§ Data provided:
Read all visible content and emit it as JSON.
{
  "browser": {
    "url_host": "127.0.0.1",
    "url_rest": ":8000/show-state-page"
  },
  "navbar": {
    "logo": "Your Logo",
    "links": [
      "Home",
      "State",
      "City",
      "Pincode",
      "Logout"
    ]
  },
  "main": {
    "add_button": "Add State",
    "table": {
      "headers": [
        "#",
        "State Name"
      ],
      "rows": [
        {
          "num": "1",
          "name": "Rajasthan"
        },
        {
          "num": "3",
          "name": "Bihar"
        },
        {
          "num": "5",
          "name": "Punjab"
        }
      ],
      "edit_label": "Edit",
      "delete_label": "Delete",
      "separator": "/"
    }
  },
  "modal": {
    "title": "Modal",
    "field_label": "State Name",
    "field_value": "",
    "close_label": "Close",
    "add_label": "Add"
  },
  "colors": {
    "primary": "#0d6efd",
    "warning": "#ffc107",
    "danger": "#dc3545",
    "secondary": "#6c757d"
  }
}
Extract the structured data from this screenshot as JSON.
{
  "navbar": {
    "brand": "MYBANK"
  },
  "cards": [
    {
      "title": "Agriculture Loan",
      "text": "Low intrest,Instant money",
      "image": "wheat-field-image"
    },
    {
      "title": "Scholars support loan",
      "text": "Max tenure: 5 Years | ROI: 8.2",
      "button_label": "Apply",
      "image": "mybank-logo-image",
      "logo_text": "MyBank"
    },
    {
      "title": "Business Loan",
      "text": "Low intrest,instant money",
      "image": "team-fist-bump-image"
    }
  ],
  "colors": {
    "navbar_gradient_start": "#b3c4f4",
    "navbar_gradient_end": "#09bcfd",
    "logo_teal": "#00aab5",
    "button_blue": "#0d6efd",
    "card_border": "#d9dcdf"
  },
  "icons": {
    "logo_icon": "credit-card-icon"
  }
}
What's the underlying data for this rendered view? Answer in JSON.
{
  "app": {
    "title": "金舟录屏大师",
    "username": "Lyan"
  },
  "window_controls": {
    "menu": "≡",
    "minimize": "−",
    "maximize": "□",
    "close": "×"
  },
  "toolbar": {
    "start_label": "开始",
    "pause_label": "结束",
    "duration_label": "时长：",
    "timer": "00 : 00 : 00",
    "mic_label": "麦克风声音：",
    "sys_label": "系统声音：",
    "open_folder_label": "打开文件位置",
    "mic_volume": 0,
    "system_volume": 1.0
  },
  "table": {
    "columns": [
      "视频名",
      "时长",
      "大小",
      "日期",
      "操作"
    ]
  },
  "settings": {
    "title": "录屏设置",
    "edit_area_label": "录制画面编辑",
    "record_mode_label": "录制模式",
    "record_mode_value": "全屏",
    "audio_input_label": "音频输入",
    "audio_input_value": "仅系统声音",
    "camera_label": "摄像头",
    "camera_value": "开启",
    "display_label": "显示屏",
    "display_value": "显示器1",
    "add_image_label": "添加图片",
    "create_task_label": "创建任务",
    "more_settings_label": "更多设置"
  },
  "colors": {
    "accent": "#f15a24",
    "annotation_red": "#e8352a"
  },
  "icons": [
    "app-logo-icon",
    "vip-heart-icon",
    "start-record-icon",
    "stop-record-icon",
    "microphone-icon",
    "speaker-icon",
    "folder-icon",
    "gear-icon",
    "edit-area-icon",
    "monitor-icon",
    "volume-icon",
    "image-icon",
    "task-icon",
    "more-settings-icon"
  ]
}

§ Your task:
Output only the lines running from the line with "What's the underlying" through the final line of the data, inclusive.

§ Output of the task:
What's the underlying data for this rendered view? Answer in JSON.
{
  "app": {
    "title": "金舟录屏大师",
    "username": "Lyan"
  },
  "window_controls": {
    "menu": "≡",
    "minimize": "−",
    "maximize": "□",
    "close": "×"
  },
  "toolbar": {
    "start_label": "开始",
    "pause_label": "结束",
    "duration_label": "时长：",
    "timer": "00 : 00 : 00",
    "mic_label": "麦克风声音：",
    "sys_label": "系统声音：",
    "open_folder_label": "打开文件位置",
    "mic_volume": 0,
    "system_volume": 1.0
  },
  "table": {
    "columns": [
      "视频名",
      "时长",
      "大小",
      "日期",
      "操作"
    ]
  },
  "settings": {
    "title": "录屏设置",
    "edit_area_label": "录制画面编辑",
    "record_mode_label": "录制模式",
    "record_mode_value": "全屏",
    "audio_input_label": "音频输入",
    "audio_input_value": "仅系统声音",
    "camera_label": "摄像头",
    "camera_value": "开启",
    "display_label": "显示屏",
    "display_value": "显示器1",
    "add_image_label": "添加图片",
    "create_task_label": "创建任务",
    "more_settings_label": "更多设置"
  },
  "colors": {
    "accent": "#f15a24",
    "annotation_red": "#e8352a"
  },
  "icons": [
    "app-logo-icon",
    "vip-heart-icon",
    "start-record-icon",
    "stop-record-icon",
    "microphone-icon",
    "speaker-icon",
    "folder-icon",
    "gear-icon",
    "edit-area-icon",
    "monitor-icon",
    "volume-icon",
    "image-icon",
    "task-icon",
    "more-settings-icon"
  ]
}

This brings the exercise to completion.